What this task involves: What follows is a set of entries. Give them again exactly, without the pictures.
-------- Records for the exercise
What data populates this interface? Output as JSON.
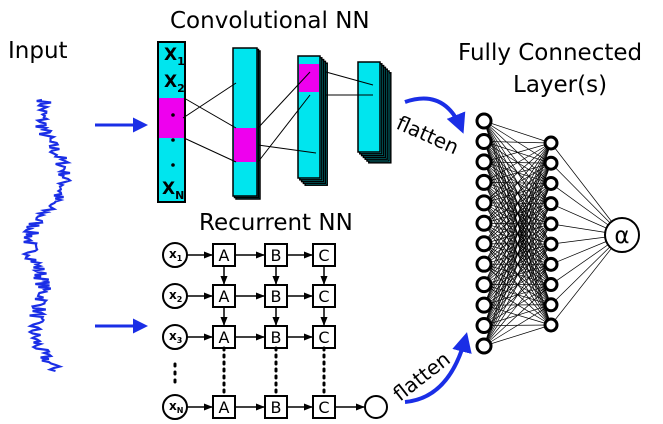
{
  "labels": {
    "input": "Input",
    "conv_title": "Convolutional NN",
    "fc_title_line1": "Fully Connected",
    "fc_title_line2": "Layer(s)",
    "rnn_title": "Recurrent NN",
    "flatten_top": "flatten",
    "flatten_bottom": "flatten",
    "output": "α"
  },
  "conv_column": {
    "first": "X",
    "first_sub": "1",
    "second": "X",
    "second_sub": "2",
    "last": "X",
    "last_sub": "N"
  },
  "rnn": {
    "input_nodes": [
      {
        "main": "x",
        "sub": "1"
      },
      {
        "main": "x",
        "sub": "2"
      },
      {
        "main": "x",
        "sub": "3"
      },
      {
        "main": "x",
        "sub": "N"
      }
    ],
    "cells": [
      "A",
      "B",
      "C"
    ]
  },
  "colors": {
    "signal": "#1a2ee6",
    "arrow": "#1a2ee6",
    "conv_fill": "#00e5ee",
    "highlight": "#ee00ee",
    "stroke": "#000000"
  },
  "network": {
    "layer1_nodes": 12,
    "layer2_nodes": 10,
    "output_nodes": 1
  }
}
----------------
Result for this task:
What data populates this interface? Output as JSON.
{
  "labels": {
    "input": "Input",
    "conv_title": "Convolutional NN",
    "fc_title_line1": "Fully Connected",
    "fc_title_line2": "Layer(s)",
    "rnn_title": "Recurrent NN",
    "flatten_top": "flatten",
    "flatten_bottom": "flatten",
    "output": "α"
  },
  "conv_column": {
    "first": "X",
    "first_sub": "1",
    "second": "X",
    "second_sub": "2",
    "last": "X",
    "last_sub": "N"
  },
  "rnn": {
    "input_nodes": [
      {
        "main": "x",
        "sub": "1"
      },
      {
        "main": "x",
        "sub": "2"
      },
      {
        "main": "x",
        "sub": "3"
      },
      {
        "main": "x",
        "sub": "N"
      }
    ],
    "cells": [
      "A",
      "B",
      "C"
    ]
  },
  "colors": {
    "signal": "#1a2ee6",
    "arrow": "#1a2ee6",
    "conv_fill": "#00e5ee",
    "highlight": "#ee00ee",
    "stroke": "#000000"
  },
  "network": {
    "layer1_nodes": 12,
    "layer2_nodes": 10,
    "output_nodes": 1
  }
}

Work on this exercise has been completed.